- **Task details**
Could you copy all of the rows below character for character, leaving out the pictures?

- **Data in this exercise**
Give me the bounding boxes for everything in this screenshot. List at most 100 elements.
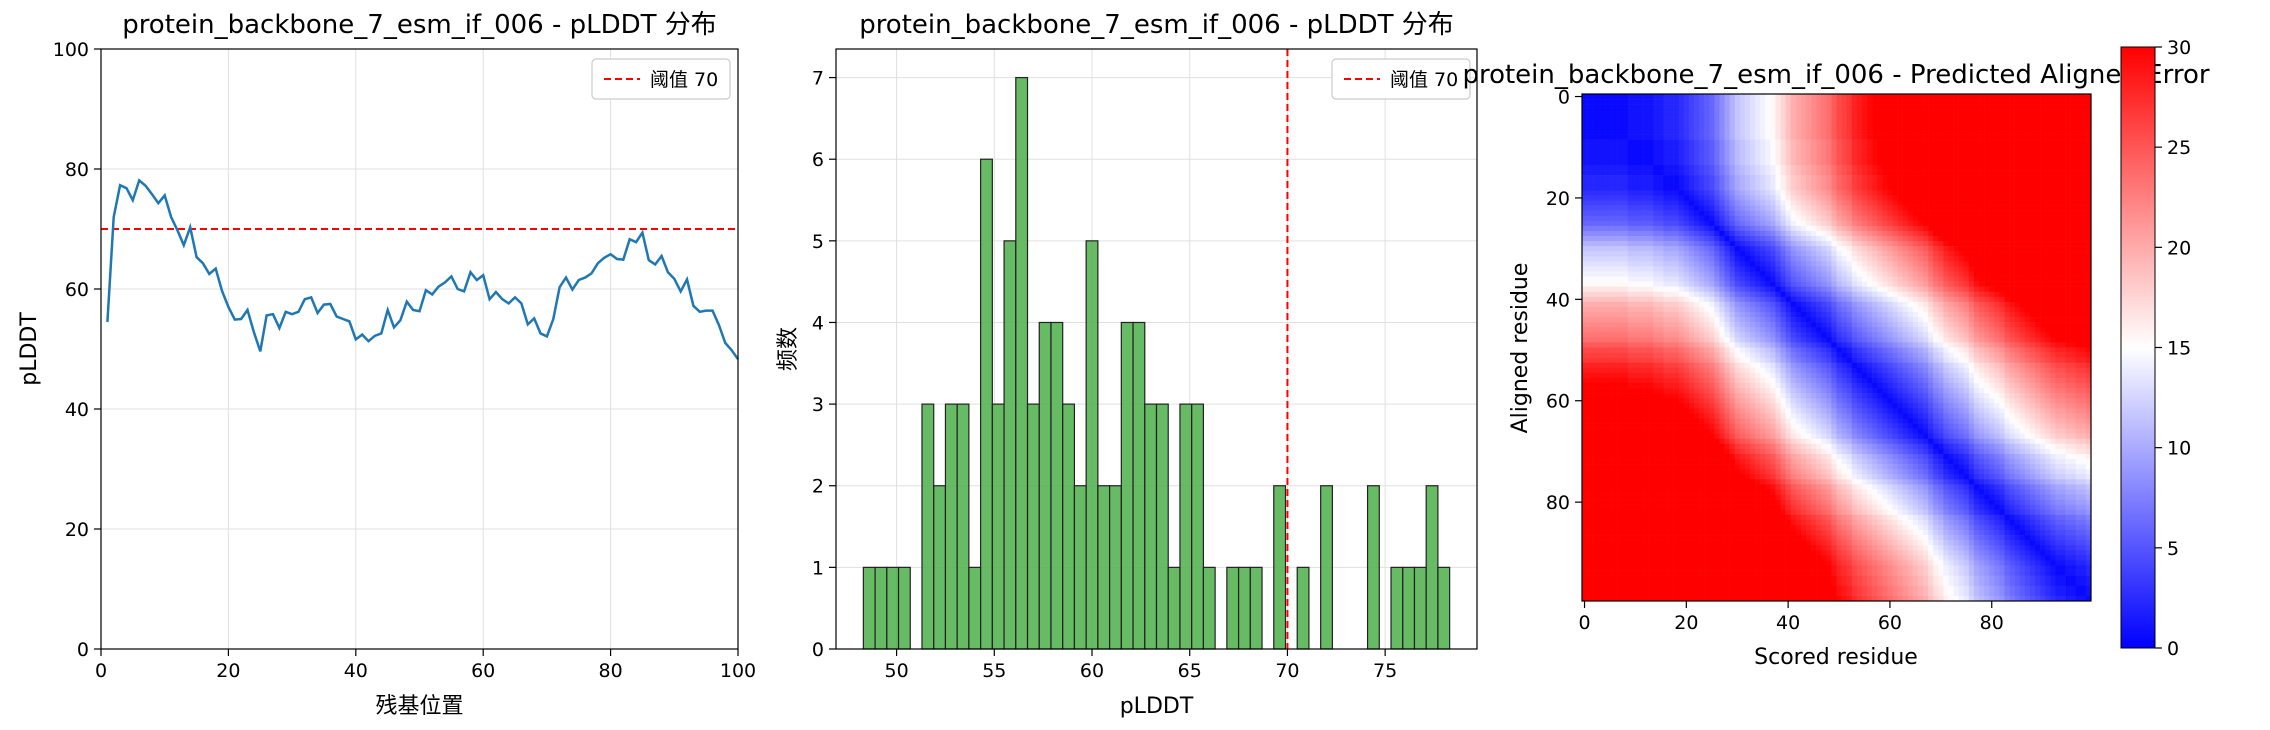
pae-cell <box>1836 109 1842 115</box>
pae-cell <box>1678 180 1685 186</box>
pae-cell <box>1602 195 1608 201</box>
pae-cell <box>1999 301 2005 308</box>
pae-cell <box>1760 306 1766 313</box>
pae-cell <box>1948 104 1954 110</box>
pae-cell <box>1867 114 1873 120</box>
pae-cell <box>1800 109 1807 115</box>
pae-cell <box>1622 230 1629 237</box>
pae-cell <box>1994 225 2000 232</box>
pae-cell <box>1673 246 1680 252</box>
pae-cell <box>1811 312 1817 318</box>
pae-cell <box>1612 200 1618 206</box>
pae-cell <box>2004 241 2010 247</box>
pae-cell <box>1673 301 1680 308</box>
pae-cell <box>1734 114 1741 120</box>
pae-cell <box>1678 170 1685 176</box>
pae-cell <box>1648 109 1654 115</box>
pae-cell <box>1632 114 1639 120</box>
pae-cell <box>1907 134 1914 140</box>
pae-cell <box>1622 149 1629 156</box>
pae-cell <box>1775 301 1781 308</box>
pae-cell <box>1785 170 1791 176</box>
pae-cell <box>1867 327 1873 333</box>
pae-cell <box>1968 139 1975 145</box>
pae-cell <box>1683 175 1690 181</box>
pae-cell <box>2085 159 2092 166</box>
pae-cell <box>2029 99 2036 105</box>
pae-cell <box>1836 175 1842 181</box>
pae-cell <box>1678 220 1685 227</box>
pae-cell <box>1968 195 1975 201</box>
pae-cell <box>1719 109 1725 115</box>
pae-cell <box>1907 104 1914 110</box>
pae-cell <box>1622 332 1629 338</box>
pae-cell <box>1729 291 1735 298</box>
pae-cell <box>1800 175 1807 181</box>
pae-cell <box>1856 322 1863 328</box>
pae-cell <box>1877 154 1883 161</box>
pae-cell <box>2029 281 2036 287</box>
pae-cell <box>1979 164 1985 171</box>
pae-cell <box>1968 144 1975 151</box>
pae-cell <box>2055 190 2061 196</box>
pae-cell <box>1923 241 1929 247</box>
pae-cell <box>1872 170 1878 176</box>
pae-cell <box>1928 104 1934 110</box>
pae-cell <box>1673 94 1680 100</box>
pae-cell <box>1867 286 1873 293</box>
pae-cell <box>2080 327 2087 333</box>
pae-cell <box>1872 312 1878 318</box>
pae-cell <box>1709 159 1715 166</box>
pae-cell <box>1790 312 1797 318</box>
pae-cell <box>1892 94 1898 100</box>
pae-cell <box>1917 210 1924 216</box>
pae-cell <box>1709 271 1715 277</box>
pae-cell <box>1643 109 1649 115</box>
pae-cell <box>1734 230 1741 237</box>
pae-cell <box>1648 286 1654 293</box>
pae-cell <box>1979 306 1985 313</box>
pae-cell <box>1739 261 1746 267</box>
pae-cell <box>2029 291 2036 298</box>
pae-cell <box>1831 190 1837 196</box>
pae-cell <box>1607 261 1613 267</box>
pae-cell <box>1867 246 1873 252</box>
pae-cell <box>1867 291 1873 298</box>
pae-cell <box>1637 215 1644 222</box>
pae-cell <box>1688 220 1695 227</box>
pae-cell <box>1724 139 1730 145</box>
pae-cell <box>1846 230 1853 237</box>
pae-cell <box>1984 159 1990 166</box>
pae-cell <box>2019 291 2026 298</box>
pae-cell <box>1887 220 1893 227</box>
pae-cell <box>1933 99 1939 105</box>
pae-cell <box>1882 225 1888 232</box>
pae-cell <box>1816 291 1822 298</box>
pae-cell <box>2035 210 2041 216</box>
pae-cell <box>1637 230 1644 237</box>
pae-cell <box>1989 149 1995 156</box>
pae-cell <box>1953 261 1959 267</box>
pae-cell <box>1933 225 1939 232</box>
pae-cell <box>1958 241 1965 247</box>
pae-cell <box>1795 175 1802 181</box>
pae-cell <box>1602 301 1608 308</box>
pae-cell <box>1867 180 1873 186</box>
pae-cell <box>1897 124 1903 130</box>
pae-cell <box>2029 322 2036 328</box>
pae-cell <box>2065 129 2071 135</box>
pae-cell <box>1653 114 1659 120</box>
pae-cell <box>1648 281 1654 287</box>
pae-cell <box>1790 185 1797 191</box>
pae-cell <box>1760 286 1766 293</box>
pae-cell <box>1790 205 1797 211</box>
pae-cell <box>1861 261 1868 267</box>
pae-cell <box>2004 144 2010 151</box>
pae-cell <box>1816 205 1822 211</box>
pae-cell <box>2080 271 2087 277</box>
pae-cell <box>1607 266 1613 272</box>
pae-cell <box>1704 312 1710 318</box>
pae-cell <box>1795 266 1802 272</box>
pae-cell <box>1668 210 1674 216</box>
histogram-legend-box <box>1331 58 1471 100</box>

- **Answer to the problem**
Give me the bounding boxes for everything in this screenshot. List at most 100 elements.
pae-cell <box>1836 109 1842 115</box>
pae-cell <box>1678 180 1685 186</box>
pae-cell <box>1602 195 1608 201</box>
pae-cell <box>1999 301 2005 308</box>
pae-cell <box>1760 306 1766 313</box>
pae-cell <box>1948 104 1954 110</box>
pae-cell <box>1867 114 1873 120</box>
pae-cell <box>1800 109 1807 115</box>
pae-cell <box>1622 230 1629 237</box>
pae-cell <box>1994 225 2000 232</box>
pae-cell <box>1673 246 1680 252</box>
pae-cell <box>1811 312 1817 318</box>
pae-cell <box>1612 200 1618 206</box>
pae-cell <box>2004 241 2010 247</box>
pae-cell <box>1673 301 1680 308</box>
pae-cell <box>1734 114 1741 120</box>
pae-cell <box>1678 170 1685 176</box>
pae-cell <box>1648 109 1654 115</box>
pae-cell <box>1632 114 1639 120</box>
pae-cell <box>1907 134 1914 140</box>
pae-cell <box>1622 149 1629 156</box>
pae-cell <box>1775 301 1781 308</box>
pae-cell <box>1785 170 1791 176</box>
pae-cell <box>1867 327 1873 333</box>
pae-cell <box>1968 139 1975 145</box>
pae-cell <box>1683 175 1690 181</box>
pae-cell <box>2085 159 2092 166</box>
pae-cell <box>2029 99 2036 105</box>
pae-cell <box>1836 175 1842 181</box>
pae-cell <box>1678 220 1685 227</box>
pae-cell <box>1968 195 1975 201</box>
pae-cell <box>1719 109 1725 115</box>
pae-cell <box>1907 104 1914 110</box>
pae-cell <box>1622 332 1629 338</box>
pae-cell <box>1729 291 1735 298</box>
pae-cell <box>1800 175 1807 181</box>
pae-cell <box>1856 322 1863 328</box>
pae-cell <box>1877 154 1883 161</box>
pae-cell <box>2029 281 2036 287</box>
pae-cell <box>1979 164 1985 171</box>
pae-cell <box>1968 144 1975 151</box>
pae-cell <box>2055 190 2061 196</box>
pae-cell <box>1923 241 1929 247</box>
pae-cell <box>1872 170 1878 176</box>
pae-cell <box>1928 104 1934 110</box>
pae-cell <box>1673 94 1680 100</box>
pae-cell <box>1867 286 1873 293</box>
pae-cell <box>2080 327 2087 333</box>
pae-cell <box>1872 312 1878 318</box>
pae-cell <box>1709 159 1715 166</box>
pae-cell <box>1790 312 1797 318</box>
pae-cell <box>1892 94 1898 100</box>
pae-cell <box>1917 210 1924 216</box>
pae-cell <box>1709 271 1715 277</box>
pae-cell <box>1643 109 1649 115</box>
pae-cell <box>1734 230 1741 237</box>
pae-cell <box>1648 286 1654 293</box>
pae-cell <box>1979 306 1985 313</box>
pae-cell <box>1739 261 1746 267</box>
pae-cell <box>2029 291 2036 298</box>
pae-cell <box>1831 190 1837 196</box>
pae-cell <box>1607 261 1613 267</box>
pae-cell <box>1867 246 1873 252</box>
pae-cell <box>1867 291 1873 298</box>
pae-cell <box>1637 215 1644 222</box>
pae-cell <box>1688 220 1695 227</box>
pae-cell <box>1724 139 1730 145</box>
pae-cell <box>1846 230 1853 237</box>
pae-cell <box>1984 159 1990 166</box>
pae-cell <box>2019 291 2026 298</box>
pae-cell <box>1887 220 1893 227</box>
pae-cell <box>1933 99 1939 105</box>
pae-cell <box>1882 225 1888 232</box>
pae-cell <box>1816 291 1822 298</box>
pae-cell <box>2035 210 2041 216</box>
pae-cell <box>1637 230 1644 237</box>
pae-cell <box>1989 149 1995 156</box>
pae-cell <box>1953 261 1959 267</box>
pae-cell <box>1933 225 1939 232</box>
pae-cell <box>1958 241 1965 247</box>
pae-cell <box>1795 175 1802 181</box>
pae-cell <box>1602 301 1608 308</box>
pae-cell <box>1867 180 1873 186</box>
pae-cell <box>1897 124 1903 130</box>
pae-cell <box>2029 322 2036 328</box>
pae-cell <box>2065 129 2071 135</box>
pae-cell <box>1653 114 1659 120</box>
pae-cell <box>1648 281 1654 287</box>
pae-cell <box>1790 185 1797 191</box>
pae-cell <box>1760 286 1766 293</box>
pae-cell <box>1790 205 1797 211</box>
pae-cell <box>1861 261 1868 267</box>
pae-cell <box>2004 144 2010 151</box>
pae-cell <box>1816 205 1822 211</box>
pae-cell <box>2080 271 2087 277</box>
pae-cell <box>1607 266 1613 272</box>
pae-cell <box>1704 312 1710 318</box>
pae-cell <box>1795 266 1802 272</box>
pae-cell <box>1668 210 1674 216</box>
histogram-legend-box <box>1331 58 1471 100</box>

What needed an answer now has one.